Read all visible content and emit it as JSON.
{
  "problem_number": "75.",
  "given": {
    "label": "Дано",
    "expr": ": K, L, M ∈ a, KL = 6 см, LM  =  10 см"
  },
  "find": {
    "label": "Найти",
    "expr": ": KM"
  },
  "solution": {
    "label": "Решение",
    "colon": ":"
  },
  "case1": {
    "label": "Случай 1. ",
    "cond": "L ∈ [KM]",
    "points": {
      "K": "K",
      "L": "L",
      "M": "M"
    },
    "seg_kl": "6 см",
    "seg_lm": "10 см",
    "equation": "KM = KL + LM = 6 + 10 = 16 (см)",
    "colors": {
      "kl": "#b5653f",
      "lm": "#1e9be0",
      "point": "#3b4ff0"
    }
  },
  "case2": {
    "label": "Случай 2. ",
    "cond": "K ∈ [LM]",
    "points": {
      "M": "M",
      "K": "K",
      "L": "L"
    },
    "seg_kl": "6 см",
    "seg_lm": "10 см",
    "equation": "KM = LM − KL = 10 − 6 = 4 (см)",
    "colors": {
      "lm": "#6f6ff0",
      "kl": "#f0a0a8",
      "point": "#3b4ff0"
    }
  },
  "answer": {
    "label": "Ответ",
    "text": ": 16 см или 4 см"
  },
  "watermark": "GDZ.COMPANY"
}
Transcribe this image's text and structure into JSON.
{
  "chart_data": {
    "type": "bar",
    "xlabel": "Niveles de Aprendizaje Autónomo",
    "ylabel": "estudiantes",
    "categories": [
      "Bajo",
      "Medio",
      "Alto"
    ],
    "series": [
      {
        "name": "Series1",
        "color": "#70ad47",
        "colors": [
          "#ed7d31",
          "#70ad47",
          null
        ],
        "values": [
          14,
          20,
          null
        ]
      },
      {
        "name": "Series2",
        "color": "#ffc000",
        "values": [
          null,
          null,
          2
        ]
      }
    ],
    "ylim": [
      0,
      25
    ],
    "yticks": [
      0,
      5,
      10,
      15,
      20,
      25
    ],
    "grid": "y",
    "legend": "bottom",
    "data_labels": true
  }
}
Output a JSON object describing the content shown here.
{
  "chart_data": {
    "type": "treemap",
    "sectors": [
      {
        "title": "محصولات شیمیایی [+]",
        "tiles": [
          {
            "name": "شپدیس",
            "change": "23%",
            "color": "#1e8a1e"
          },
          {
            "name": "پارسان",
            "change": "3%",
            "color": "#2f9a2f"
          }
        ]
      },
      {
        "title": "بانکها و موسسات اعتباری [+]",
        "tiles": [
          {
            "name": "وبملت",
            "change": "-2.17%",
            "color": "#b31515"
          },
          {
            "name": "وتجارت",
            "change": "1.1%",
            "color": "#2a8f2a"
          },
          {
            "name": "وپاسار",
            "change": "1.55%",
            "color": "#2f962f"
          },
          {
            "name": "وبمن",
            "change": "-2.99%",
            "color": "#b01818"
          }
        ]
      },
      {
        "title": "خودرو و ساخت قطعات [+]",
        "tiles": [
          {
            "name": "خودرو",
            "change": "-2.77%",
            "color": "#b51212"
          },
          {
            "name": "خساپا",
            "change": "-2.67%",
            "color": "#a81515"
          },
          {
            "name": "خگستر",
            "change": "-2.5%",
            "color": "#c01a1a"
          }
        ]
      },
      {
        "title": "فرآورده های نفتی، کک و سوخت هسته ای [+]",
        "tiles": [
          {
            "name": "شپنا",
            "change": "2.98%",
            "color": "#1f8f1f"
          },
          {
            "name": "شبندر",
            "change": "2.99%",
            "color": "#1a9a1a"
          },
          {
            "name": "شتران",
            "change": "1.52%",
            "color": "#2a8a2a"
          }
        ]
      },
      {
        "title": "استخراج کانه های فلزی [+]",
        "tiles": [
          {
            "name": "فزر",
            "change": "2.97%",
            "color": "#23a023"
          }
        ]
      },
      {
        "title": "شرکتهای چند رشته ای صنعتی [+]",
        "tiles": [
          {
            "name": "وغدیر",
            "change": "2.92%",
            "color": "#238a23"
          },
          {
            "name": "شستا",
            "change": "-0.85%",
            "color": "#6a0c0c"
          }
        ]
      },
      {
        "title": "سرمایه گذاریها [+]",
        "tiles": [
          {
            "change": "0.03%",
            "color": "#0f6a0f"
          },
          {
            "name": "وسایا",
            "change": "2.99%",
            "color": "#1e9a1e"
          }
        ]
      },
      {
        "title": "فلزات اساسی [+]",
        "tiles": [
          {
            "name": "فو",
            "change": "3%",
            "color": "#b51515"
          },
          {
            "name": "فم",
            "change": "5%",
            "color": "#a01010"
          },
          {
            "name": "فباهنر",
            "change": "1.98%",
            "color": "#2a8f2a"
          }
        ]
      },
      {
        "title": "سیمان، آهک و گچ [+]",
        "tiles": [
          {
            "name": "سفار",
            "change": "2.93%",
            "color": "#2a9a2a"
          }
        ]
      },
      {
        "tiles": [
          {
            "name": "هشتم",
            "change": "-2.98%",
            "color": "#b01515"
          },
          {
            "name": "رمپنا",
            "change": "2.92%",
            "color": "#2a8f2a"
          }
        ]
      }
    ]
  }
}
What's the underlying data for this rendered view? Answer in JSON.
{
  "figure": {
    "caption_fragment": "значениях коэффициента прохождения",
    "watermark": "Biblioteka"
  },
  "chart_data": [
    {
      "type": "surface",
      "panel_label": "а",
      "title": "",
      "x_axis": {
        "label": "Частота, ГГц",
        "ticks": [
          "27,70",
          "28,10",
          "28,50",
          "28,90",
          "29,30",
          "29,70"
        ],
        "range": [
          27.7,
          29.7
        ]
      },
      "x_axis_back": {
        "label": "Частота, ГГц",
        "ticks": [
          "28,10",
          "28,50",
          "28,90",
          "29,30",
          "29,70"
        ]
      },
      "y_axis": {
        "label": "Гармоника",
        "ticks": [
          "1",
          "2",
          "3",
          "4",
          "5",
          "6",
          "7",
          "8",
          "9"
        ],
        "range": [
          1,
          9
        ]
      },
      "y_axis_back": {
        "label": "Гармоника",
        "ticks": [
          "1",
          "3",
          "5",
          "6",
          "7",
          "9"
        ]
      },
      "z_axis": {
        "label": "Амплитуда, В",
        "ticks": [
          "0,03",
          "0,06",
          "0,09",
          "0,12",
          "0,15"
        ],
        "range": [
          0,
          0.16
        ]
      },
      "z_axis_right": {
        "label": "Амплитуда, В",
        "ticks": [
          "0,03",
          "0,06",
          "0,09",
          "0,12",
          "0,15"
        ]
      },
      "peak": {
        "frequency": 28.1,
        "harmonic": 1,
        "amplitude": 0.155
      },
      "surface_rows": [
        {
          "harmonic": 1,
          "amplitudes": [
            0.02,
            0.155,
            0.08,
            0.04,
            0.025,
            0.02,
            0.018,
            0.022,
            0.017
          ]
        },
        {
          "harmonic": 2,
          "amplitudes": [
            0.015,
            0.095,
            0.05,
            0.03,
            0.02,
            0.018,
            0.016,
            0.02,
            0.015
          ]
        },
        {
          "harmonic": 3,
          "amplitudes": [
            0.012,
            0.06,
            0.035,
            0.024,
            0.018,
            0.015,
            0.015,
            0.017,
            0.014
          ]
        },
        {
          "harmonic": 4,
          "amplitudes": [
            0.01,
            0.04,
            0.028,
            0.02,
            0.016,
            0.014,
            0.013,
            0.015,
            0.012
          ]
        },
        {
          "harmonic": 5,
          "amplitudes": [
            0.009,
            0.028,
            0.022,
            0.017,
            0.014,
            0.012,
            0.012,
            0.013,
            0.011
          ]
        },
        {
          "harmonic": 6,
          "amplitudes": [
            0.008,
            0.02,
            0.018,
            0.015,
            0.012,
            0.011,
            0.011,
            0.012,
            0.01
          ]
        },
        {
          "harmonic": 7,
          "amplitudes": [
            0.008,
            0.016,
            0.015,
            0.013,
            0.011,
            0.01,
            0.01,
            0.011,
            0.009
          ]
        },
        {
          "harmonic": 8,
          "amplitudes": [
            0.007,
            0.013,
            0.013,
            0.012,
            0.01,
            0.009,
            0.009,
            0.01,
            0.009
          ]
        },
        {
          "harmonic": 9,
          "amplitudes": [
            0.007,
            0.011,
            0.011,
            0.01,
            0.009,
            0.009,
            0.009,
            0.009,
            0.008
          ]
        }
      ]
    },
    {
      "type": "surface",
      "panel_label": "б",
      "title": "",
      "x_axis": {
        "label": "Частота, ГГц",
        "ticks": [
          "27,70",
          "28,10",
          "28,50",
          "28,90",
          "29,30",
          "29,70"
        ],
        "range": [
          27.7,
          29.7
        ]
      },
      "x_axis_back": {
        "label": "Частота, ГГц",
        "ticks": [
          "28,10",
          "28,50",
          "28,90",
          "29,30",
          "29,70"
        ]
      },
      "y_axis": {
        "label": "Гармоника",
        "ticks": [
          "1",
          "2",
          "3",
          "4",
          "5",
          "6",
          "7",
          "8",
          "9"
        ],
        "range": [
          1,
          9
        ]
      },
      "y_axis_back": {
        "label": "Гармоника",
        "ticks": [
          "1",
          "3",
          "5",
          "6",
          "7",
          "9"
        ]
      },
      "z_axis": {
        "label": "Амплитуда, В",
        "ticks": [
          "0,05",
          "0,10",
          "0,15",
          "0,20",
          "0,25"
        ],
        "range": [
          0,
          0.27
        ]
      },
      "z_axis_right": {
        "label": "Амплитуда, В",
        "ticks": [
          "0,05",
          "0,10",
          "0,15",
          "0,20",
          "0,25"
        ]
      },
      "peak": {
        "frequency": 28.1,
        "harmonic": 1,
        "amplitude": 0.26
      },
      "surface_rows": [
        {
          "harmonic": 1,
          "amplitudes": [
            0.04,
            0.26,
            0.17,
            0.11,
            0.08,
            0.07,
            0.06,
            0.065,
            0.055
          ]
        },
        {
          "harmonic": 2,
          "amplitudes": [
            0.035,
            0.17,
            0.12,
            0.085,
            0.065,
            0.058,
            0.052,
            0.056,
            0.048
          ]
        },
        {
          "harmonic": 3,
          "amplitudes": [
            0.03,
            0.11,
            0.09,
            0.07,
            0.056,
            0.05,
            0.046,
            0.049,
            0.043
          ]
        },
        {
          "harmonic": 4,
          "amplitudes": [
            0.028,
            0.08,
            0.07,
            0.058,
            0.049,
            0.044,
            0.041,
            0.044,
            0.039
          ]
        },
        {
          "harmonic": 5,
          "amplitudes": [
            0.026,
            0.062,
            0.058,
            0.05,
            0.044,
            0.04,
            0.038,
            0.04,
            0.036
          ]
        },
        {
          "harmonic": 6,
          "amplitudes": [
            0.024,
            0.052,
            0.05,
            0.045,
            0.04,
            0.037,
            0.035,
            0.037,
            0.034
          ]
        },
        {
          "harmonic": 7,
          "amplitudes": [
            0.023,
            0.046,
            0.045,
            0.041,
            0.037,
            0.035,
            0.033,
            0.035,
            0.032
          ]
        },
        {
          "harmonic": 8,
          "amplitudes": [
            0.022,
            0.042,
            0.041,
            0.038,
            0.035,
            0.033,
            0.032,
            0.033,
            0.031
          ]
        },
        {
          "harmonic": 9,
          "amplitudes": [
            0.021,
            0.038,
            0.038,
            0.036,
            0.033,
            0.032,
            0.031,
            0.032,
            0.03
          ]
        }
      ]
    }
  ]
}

Objective: In the listing, find every line containing the word "title" and list it.

Reply:
        "title": "محصولات شیمیایی [+]",
        "title": "بانکها و موسسات اعتباری [+]",
        "title": "خودرو و ساخت قطعات [+]",
        "title": "فرآورده های نفتی، کک و سوخت هسته ای [+]",
        "title": "استخراج کانه های فلزی [+]",
        "title": "شرکتهای چند رشته ای صنعتی [+]",
        "title": "سرمایه گذاریها [+]",
        "title": "فلزات اساسی [+]",
        "title": "سیمان، آهک و گچ [+]",
      "title": "",
      "title": "",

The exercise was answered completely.